### [Set problem]
Copy out all lines in the data below containing the string "k变形为".

Dataset items:
[Start]
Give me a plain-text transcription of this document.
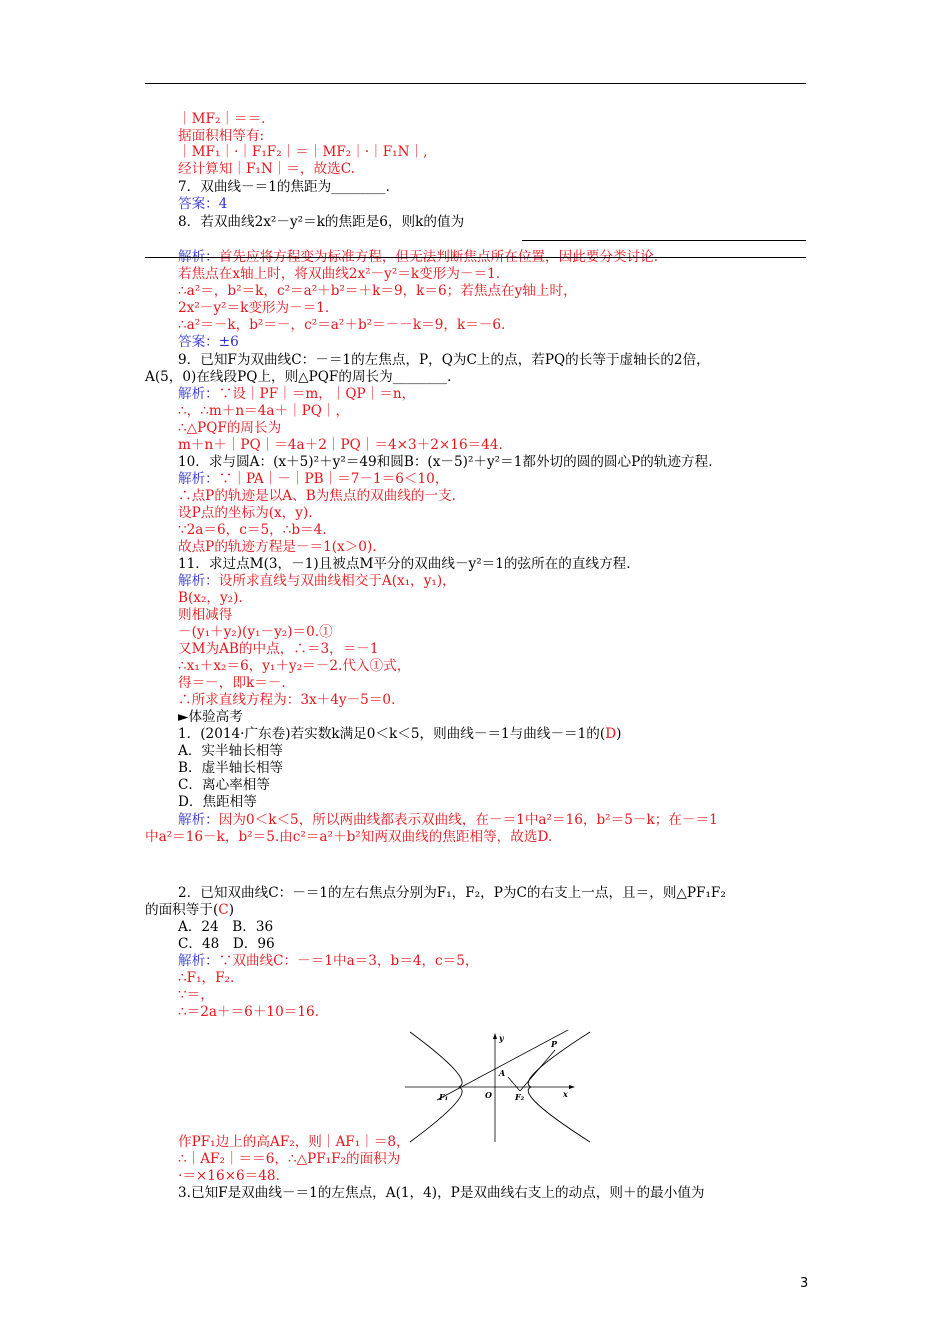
｜MF₂｜＝＝.
据面积相等有:
｜MF₁｜·｜F₁F₂｜＝｜MF₂｜·｜F₁N｜,
经计算知｜F₁N｜＝，故选C.
7．双曲线－＝1的焦距为________．
答案：4
8．若双曲线2x²－y²＝k的焦距是6，则k的值为
解析：首先应将方程变为标准方程，但无法判断焦点所在位置，因此要分类讨论.
若焦点在x轴上时，将双曲线2x²－y²＝k变形为－＝1.
∴a²＝，b²＝k，c²＝a²＋b²＝＋k＝9，k＝6；若焦点在y轴上时，
2x²－y²＝k变形为－＝1.
∴a²＝－k，b²＝－，c²＝a²＋b²＝－－k＝9，k＝－6.
答案：±6
9．已知F为双曲线C：－＝1的左焦点，P，Q为C上的点，若PQ的长等于虚轴长的2倍，
A(5，0)在线段PQ上，则△PQF的周长为________．
解析：∵设｜PF｜＝m，｜QP｜＝n，
∴，∴m＋n＝4a＋｜PQ｜，
∴△PQF的周长为
m＋n＋｜PQ｜＝4a＋2｜PQ｜＝4×3＋2×16＝44.
10．求与圆A：(x＋5)²＋y²＝49和圆B：(x－5)²＋y²＝1都外切的圆的圆心P的轨迹方程.
解析：∵｜PA｜－｜PB｜＝7－1＝6＜10，
∴点P的轨迹是以A、B为焦点的双曲线的一支.
设P点的坐标为(x，y).
∵2a＝6，c＝5，∴b＝4.
故点P的轨迹方程是－＝1(x＞0).
11．求过点M(3，－1)且被点M平分的双曲线－y²＝1的弦所在的直线方程.
解析：设所求直线与双曲线相交于A(x₁，y₁)，
B(x₂，y₂).
则相减得
－(y₁＋y₂)(y₁－y₂)＝0.①
又M为AB的中点，∴＝3，＝－1
∴x₁＋x₂＝6，y₁＋y₂＝－2.代入①式，
得＝－，即k＝－.
∴所求直线方程为：3x＋4y－5＝0.
►体验高考
1．(2014·广东卷)若实数k满足0＜k＜5，则曲线－＝1与曲线－＝1的(D)
A．实半轴长相等
B．虚半轴长相等
C．离心率相等
D．焦距相等
解析：因为0＜k＜5，所以两曲线都表示双曲线，在－＝1中a²＝16，b²＝5－k；在－＝1
中a²＝16－k，b²＝5.由c²＝a²＋b²知两双曲线的焦距相等，故选D.
2．已知双曲线C：－＝1的左右焦点分别为F₁，F₂，P为C的右支上一点，且＝，则△PF₁F₂
的面积等于(C)
A．24　B．36
C．48　D．96
解析：∵双曲线C：－＝1中a＝3，b＝4，c＝5，
∴F₁，F₂.
∵＝，
∴＝2a＋＝6＋10＝16.
作PF₁边上的高AF₂，则｜AF₁｜＝8，
∴｜AF₂｜＝＝6，∴△PF₁F₂的面积为
·＝×16×6＝48.
3.已知F是双曲线－＝1的左焦点，A(1，4)，P是双曲线右支上的动点，则＋的最小值为
y
x
O
P
A
F₁	F₂
3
[End]
### [Task response]
若焦点在x轴上时，将双曲线2x²－y²＝k变形为－＝1.
2x²－y²＝k变形为－＝1.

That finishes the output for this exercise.